● **What needs to be done**
Give only a count of the lines that include the string "Период".
>> START Dataset
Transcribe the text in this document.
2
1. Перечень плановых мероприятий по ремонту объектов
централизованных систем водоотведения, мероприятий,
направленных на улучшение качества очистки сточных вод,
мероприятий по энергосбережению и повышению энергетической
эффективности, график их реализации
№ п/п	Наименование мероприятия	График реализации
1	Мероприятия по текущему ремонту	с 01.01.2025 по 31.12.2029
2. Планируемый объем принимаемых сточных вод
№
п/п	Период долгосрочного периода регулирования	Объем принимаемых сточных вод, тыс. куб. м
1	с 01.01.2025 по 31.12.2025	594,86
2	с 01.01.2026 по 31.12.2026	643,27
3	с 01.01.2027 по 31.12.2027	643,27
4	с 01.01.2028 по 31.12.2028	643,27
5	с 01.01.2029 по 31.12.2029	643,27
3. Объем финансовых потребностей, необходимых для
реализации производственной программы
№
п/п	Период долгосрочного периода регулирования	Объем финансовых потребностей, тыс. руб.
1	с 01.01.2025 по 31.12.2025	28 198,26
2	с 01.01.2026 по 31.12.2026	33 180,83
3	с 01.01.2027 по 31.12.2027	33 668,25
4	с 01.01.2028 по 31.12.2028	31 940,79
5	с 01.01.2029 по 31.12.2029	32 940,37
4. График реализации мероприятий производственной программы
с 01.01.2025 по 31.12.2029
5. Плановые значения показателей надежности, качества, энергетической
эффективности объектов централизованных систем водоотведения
>> END Dataset
>> START Dataset
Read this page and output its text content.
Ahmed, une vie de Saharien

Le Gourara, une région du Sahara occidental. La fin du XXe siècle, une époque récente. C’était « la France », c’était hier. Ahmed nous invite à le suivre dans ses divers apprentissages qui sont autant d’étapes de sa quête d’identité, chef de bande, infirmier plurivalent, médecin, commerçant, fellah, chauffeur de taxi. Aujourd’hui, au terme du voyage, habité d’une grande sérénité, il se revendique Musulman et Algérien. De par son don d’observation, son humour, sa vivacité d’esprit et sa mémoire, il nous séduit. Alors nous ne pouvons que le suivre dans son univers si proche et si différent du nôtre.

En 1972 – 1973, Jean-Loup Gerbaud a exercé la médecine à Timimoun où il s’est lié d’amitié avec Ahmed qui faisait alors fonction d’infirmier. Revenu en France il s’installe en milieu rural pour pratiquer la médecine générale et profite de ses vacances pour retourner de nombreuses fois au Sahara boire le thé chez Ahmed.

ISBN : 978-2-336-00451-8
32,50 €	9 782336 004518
>> END Dataset
● **Right answer**
2